Collected data entries:
____________________

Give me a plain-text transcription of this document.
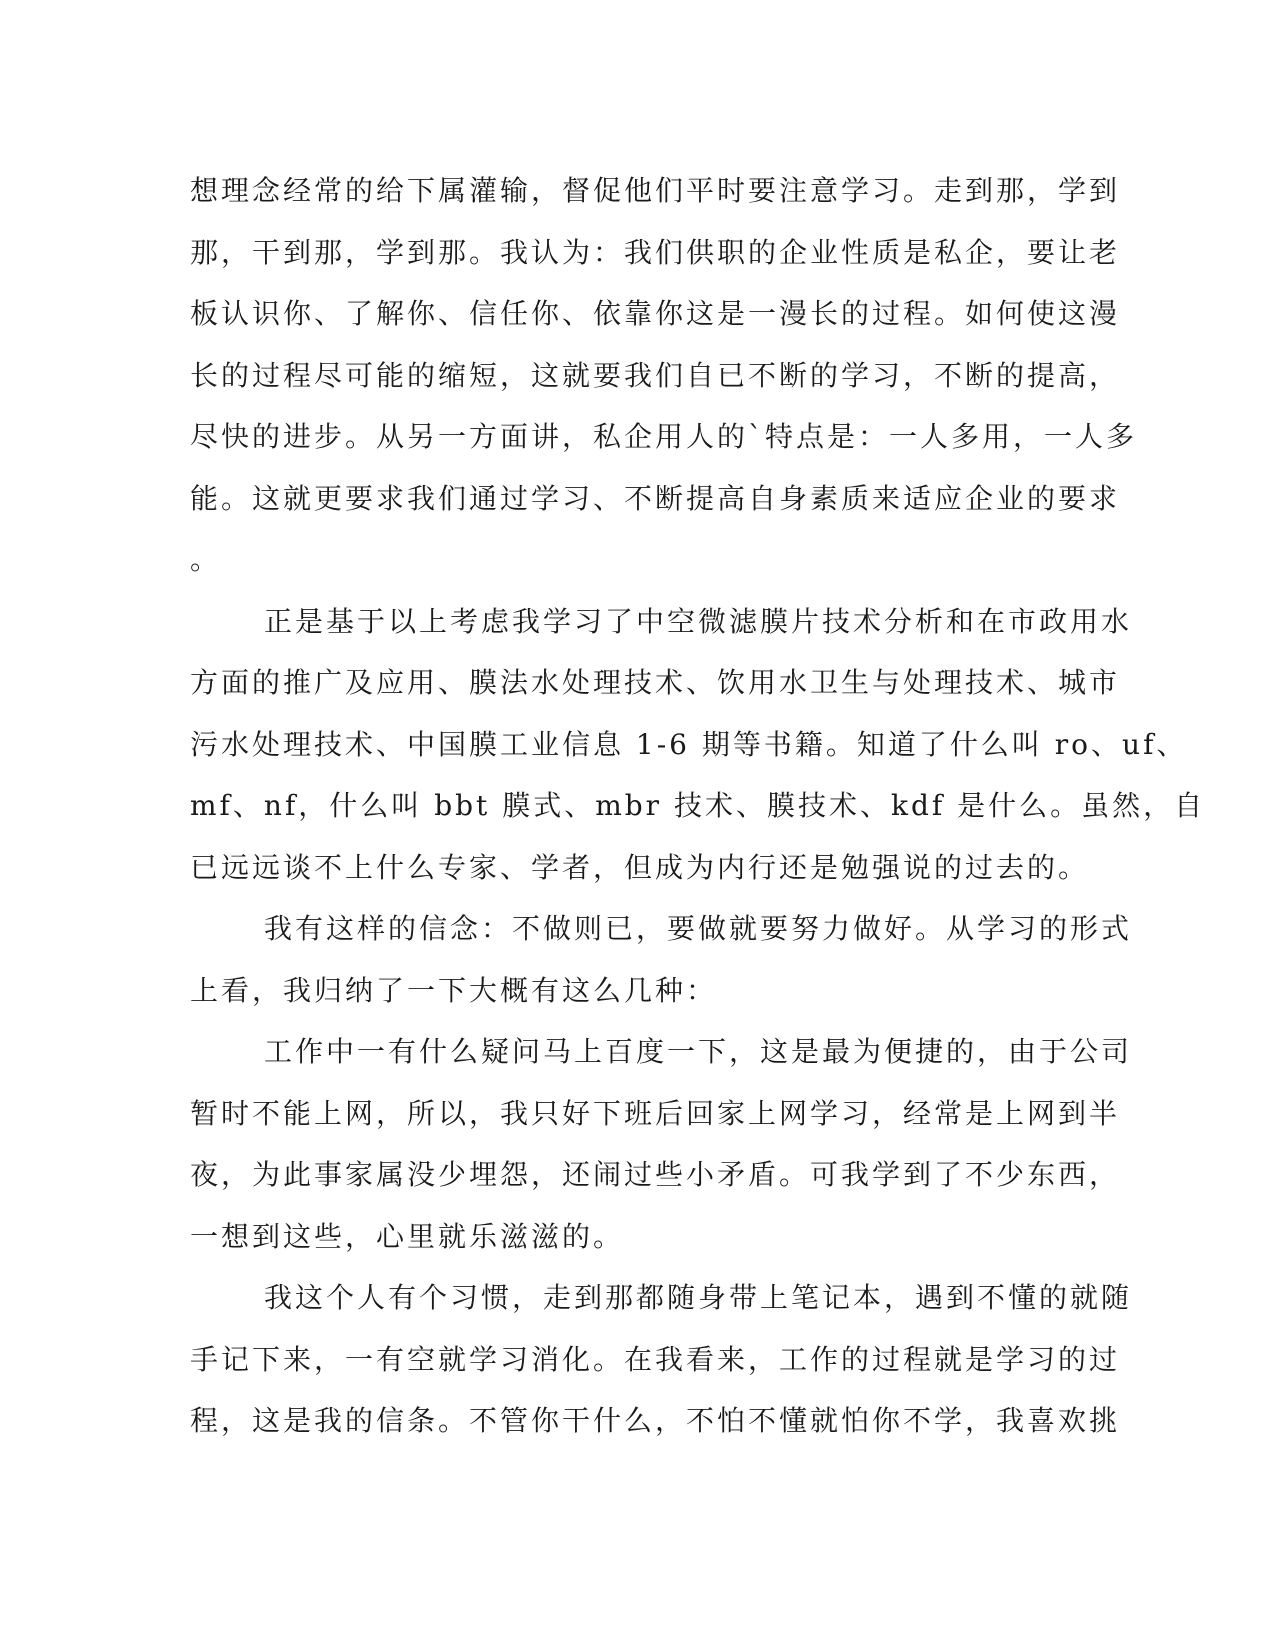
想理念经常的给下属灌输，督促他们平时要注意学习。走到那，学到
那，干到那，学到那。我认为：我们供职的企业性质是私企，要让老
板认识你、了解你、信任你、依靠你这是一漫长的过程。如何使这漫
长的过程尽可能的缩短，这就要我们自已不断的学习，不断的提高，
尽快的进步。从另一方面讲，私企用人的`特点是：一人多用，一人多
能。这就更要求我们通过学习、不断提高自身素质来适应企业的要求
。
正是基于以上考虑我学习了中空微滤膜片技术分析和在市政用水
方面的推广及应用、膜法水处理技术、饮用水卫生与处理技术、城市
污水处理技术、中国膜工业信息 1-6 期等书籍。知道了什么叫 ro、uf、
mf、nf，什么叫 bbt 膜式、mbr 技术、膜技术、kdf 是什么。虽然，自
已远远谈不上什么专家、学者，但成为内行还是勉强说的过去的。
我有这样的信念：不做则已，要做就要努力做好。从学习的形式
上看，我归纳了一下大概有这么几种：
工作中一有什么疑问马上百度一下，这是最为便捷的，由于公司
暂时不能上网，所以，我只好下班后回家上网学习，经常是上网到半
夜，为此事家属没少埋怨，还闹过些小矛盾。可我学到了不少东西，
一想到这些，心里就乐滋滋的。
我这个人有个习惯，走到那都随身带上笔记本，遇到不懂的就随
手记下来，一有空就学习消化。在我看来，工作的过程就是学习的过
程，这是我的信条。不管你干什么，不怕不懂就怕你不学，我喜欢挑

____________________

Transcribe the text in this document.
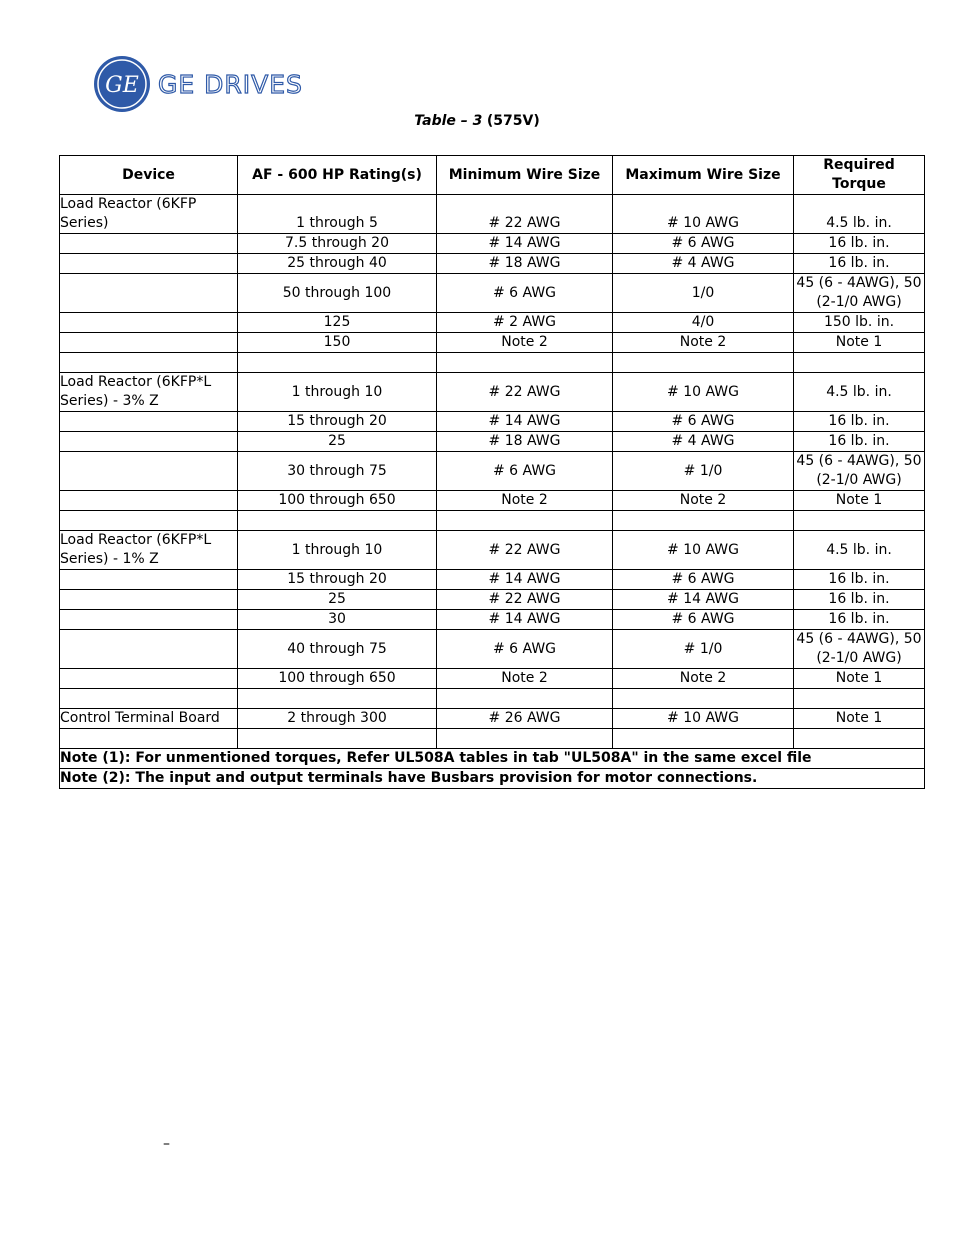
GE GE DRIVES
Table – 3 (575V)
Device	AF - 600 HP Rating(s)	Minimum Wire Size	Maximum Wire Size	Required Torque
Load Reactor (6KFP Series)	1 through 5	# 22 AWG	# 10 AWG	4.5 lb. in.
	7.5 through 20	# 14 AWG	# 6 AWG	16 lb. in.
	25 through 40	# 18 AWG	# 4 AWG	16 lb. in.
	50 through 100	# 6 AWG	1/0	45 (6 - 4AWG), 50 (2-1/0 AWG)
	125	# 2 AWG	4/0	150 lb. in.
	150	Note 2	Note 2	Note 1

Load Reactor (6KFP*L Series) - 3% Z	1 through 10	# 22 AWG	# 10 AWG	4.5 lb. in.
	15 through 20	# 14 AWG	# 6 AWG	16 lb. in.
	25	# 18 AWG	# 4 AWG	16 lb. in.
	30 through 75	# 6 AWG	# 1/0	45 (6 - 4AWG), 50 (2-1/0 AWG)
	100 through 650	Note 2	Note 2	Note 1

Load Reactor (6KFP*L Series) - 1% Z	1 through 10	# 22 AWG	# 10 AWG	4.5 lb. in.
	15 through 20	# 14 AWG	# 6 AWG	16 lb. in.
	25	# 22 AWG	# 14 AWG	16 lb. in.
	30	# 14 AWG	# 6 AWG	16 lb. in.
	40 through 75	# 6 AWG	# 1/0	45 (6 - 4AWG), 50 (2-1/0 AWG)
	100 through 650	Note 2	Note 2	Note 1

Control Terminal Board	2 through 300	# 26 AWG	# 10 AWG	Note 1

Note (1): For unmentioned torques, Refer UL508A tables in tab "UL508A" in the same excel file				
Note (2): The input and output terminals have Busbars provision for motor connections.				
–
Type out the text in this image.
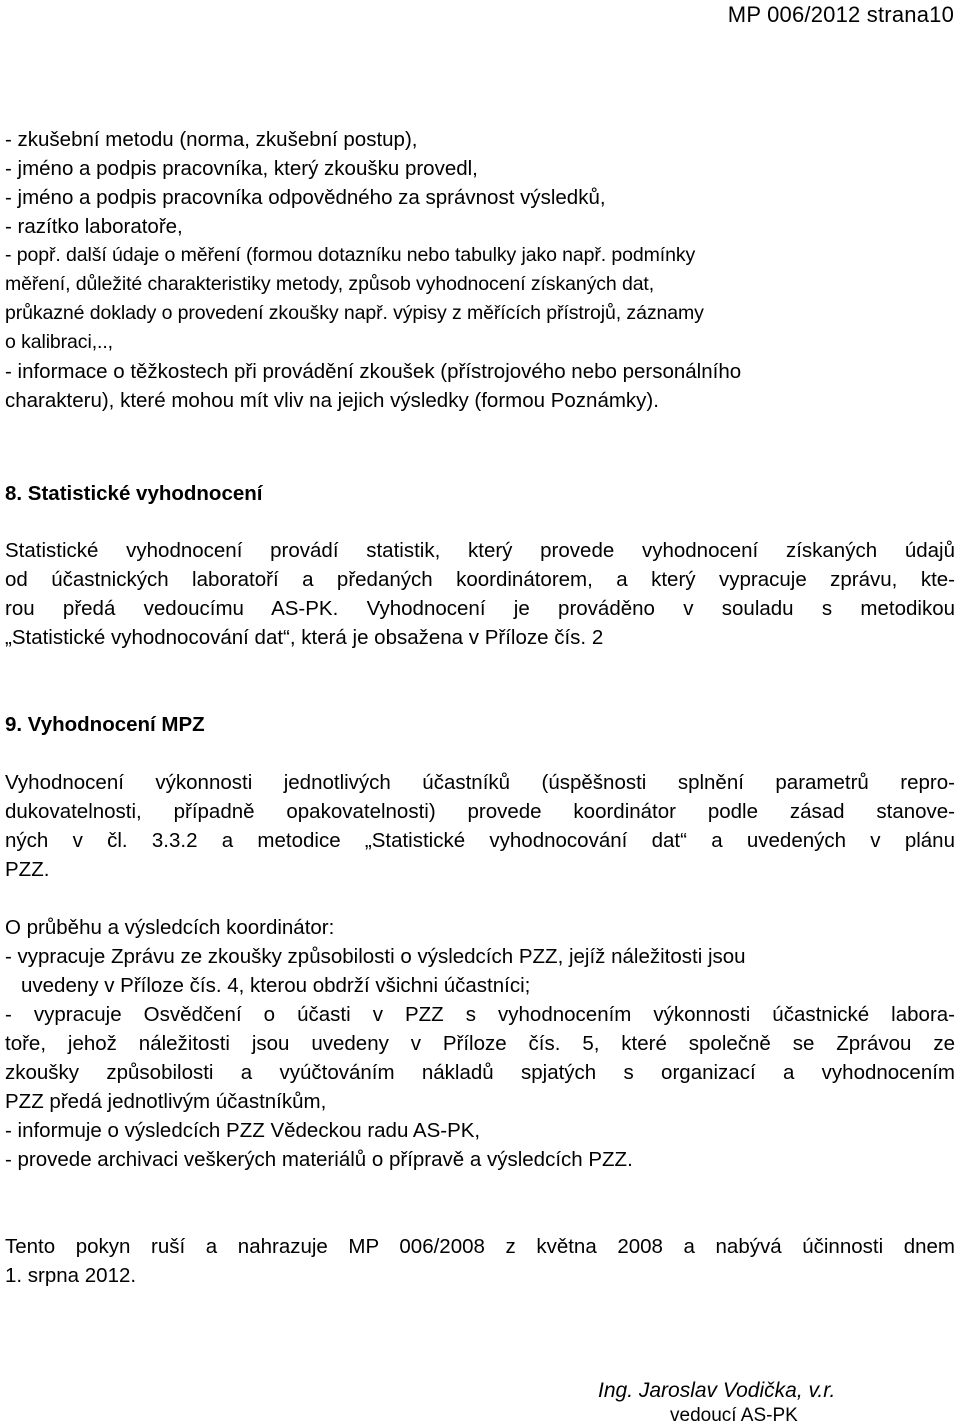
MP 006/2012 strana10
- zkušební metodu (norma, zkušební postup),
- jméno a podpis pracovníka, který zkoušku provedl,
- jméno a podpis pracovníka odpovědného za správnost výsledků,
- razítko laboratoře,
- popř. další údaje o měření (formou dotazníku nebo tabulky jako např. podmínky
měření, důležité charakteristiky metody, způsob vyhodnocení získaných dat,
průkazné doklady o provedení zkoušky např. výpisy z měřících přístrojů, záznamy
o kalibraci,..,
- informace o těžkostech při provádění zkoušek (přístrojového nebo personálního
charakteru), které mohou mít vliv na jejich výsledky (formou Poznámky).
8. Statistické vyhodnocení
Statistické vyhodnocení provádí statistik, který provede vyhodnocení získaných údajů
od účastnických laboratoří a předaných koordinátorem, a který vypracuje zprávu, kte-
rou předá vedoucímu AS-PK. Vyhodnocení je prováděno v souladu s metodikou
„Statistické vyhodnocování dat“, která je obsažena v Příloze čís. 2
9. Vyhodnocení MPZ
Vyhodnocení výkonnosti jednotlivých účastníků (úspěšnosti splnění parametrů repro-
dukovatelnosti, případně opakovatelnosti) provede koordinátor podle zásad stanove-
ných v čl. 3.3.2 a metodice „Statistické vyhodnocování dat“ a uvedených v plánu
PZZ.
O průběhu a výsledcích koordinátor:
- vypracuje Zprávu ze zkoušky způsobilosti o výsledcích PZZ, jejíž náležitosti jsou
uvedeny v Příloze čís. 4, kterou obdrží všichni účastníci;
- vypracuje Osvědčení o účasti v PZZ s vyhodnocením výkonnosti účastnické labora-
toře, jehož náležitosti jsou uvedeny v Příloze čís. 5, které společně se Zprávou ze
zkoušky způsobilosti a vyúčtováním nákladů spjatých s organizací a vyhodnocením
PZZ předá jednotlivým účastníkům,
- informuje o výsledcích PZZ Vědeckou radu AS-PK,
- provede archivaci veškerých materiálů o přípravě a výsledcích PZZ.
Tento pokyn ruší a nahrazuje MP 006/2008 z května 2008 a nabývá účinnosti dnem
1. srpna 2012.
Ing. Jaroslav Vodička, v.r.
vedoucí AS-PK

____________________

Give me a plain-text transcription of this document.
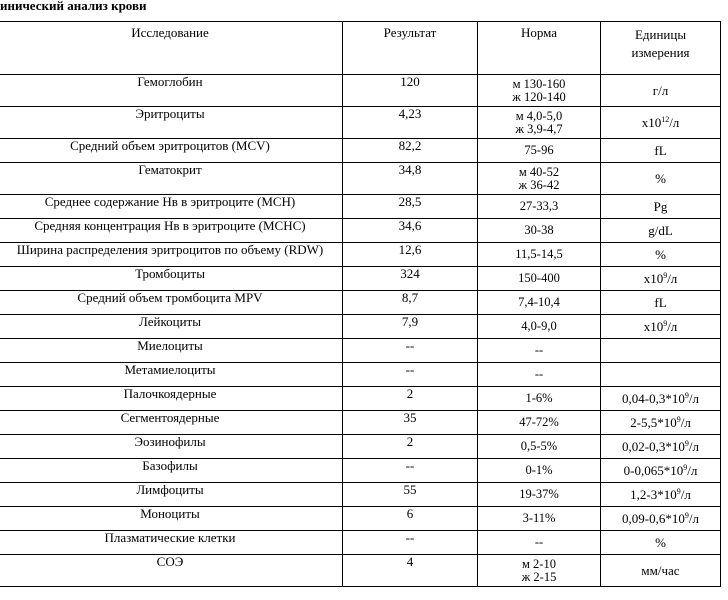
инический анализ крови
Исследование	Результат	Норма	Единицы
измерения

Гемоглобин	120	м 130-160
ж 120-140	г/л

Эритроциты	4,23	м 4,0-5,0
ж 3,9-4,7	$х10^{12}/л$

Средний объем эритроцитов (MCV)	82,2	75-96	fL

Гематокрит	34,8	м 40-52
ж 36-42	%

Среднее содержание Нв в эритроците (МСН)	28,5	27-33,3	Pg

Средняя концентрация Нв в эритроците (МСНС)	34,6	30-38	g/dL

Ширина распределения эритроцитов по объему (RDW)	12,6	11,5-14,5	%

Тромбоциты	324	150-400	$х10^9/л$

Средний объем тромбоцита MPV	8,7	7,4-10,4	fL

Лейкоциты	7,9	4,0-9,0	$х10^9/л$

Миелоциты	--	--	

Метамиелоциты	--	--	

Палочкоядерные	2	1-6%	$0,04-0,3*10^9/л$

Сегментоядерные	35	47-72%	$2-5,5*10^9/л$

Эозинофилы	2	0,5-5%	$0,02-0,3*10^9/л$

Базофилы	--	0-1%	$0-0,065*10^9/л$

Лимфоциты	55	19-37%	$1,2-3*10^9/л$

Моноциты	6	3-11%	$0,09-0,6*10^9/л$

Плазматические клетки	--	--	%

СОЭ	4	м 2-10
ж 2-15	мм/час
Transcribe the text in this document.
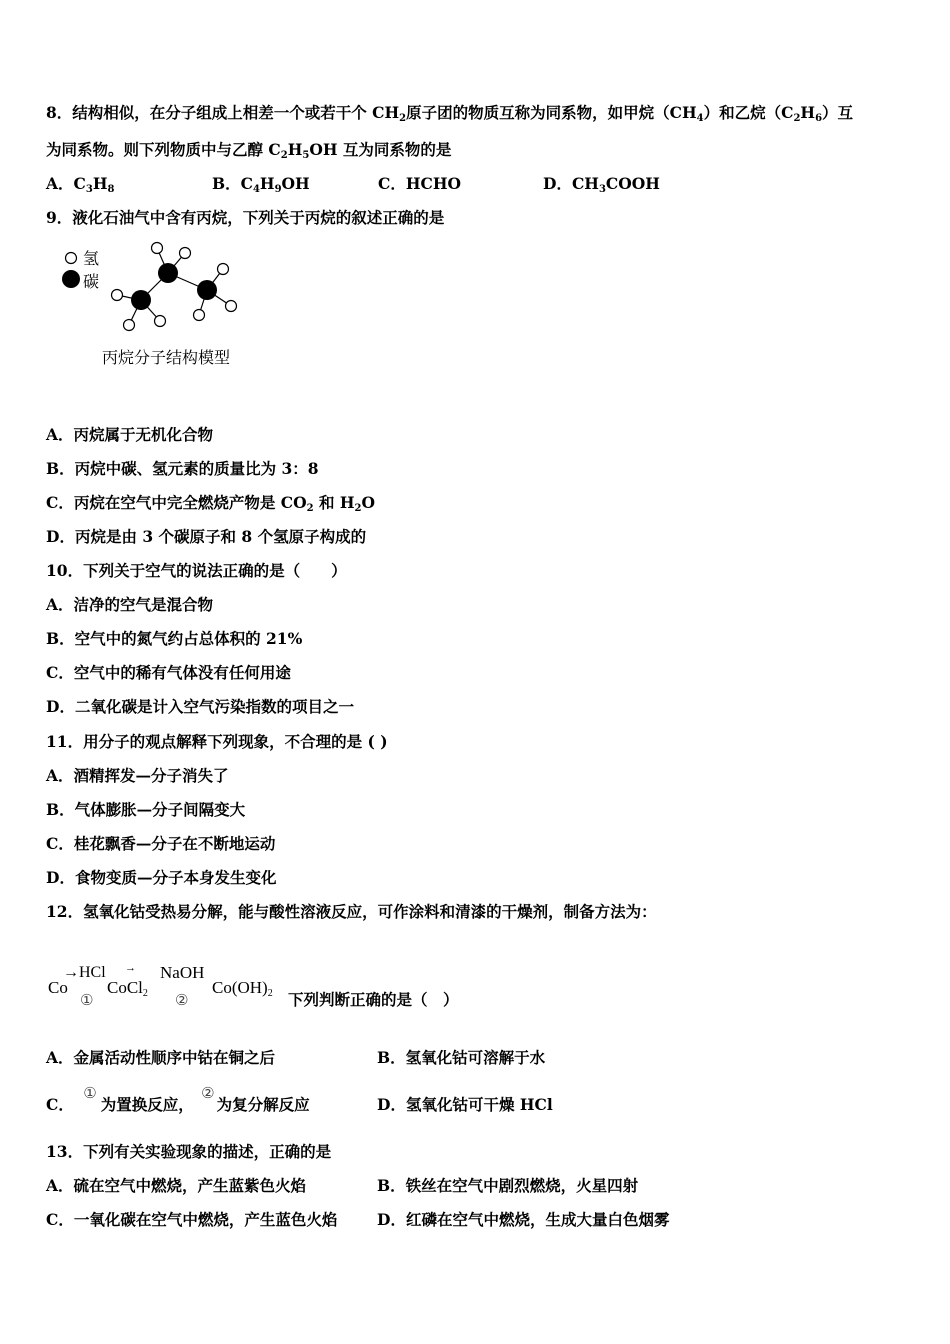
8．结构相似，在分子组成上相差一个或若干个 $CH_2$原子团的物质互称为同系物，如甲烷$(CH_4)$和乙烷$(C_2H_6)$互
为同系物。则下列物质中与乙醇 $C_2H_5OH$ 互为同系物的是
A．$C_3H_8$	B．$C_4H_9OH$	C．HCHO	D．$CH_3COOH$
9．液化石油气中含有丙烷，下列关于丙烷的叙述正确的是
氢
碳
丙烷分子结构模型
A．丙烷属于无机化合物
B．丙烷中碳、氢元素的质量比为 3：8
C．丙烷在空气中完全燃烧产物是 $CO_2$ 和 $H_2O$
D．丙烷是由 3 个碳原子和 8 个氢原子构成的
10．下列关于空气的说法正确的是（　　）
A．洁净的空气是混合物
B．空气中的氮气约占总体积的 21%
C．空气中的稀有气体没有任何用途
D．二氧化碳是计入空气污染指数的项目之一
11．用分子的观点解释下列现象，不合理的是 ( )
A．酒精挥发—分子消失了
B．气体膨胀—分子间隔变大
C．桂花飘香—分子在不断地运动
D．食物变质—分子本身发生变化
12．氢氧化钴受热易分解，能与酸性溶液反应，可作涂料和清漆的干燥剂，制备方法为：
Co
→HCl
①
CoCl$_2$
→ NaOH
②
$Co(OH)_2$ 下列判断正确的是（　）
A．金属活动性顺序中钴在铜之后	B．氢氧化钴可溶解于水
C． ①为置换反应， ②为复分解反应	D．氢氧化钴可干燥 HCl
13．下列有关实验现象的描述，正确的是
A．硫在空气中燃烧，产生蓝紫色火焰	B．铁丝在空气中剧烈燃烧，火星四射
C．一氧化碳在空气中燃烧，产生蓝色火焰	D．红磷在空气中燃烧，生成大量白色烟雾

____________________

--- Exercise prompt ---
From the data above, copy each line that holds "vypracuje".

--- Exercise solution ---
od účastnických laboratoří a předaných koordinátorem, a který vypracuje zprávu, kte-
- vypracuje Zprávu ze zkoušky způsobilosti o výsledcích PZZ, jejíž náležitosti jsou
- vypracuje Osvědčení o účasti v PZZ s vyhodnocením výkonnosti účastnické labora-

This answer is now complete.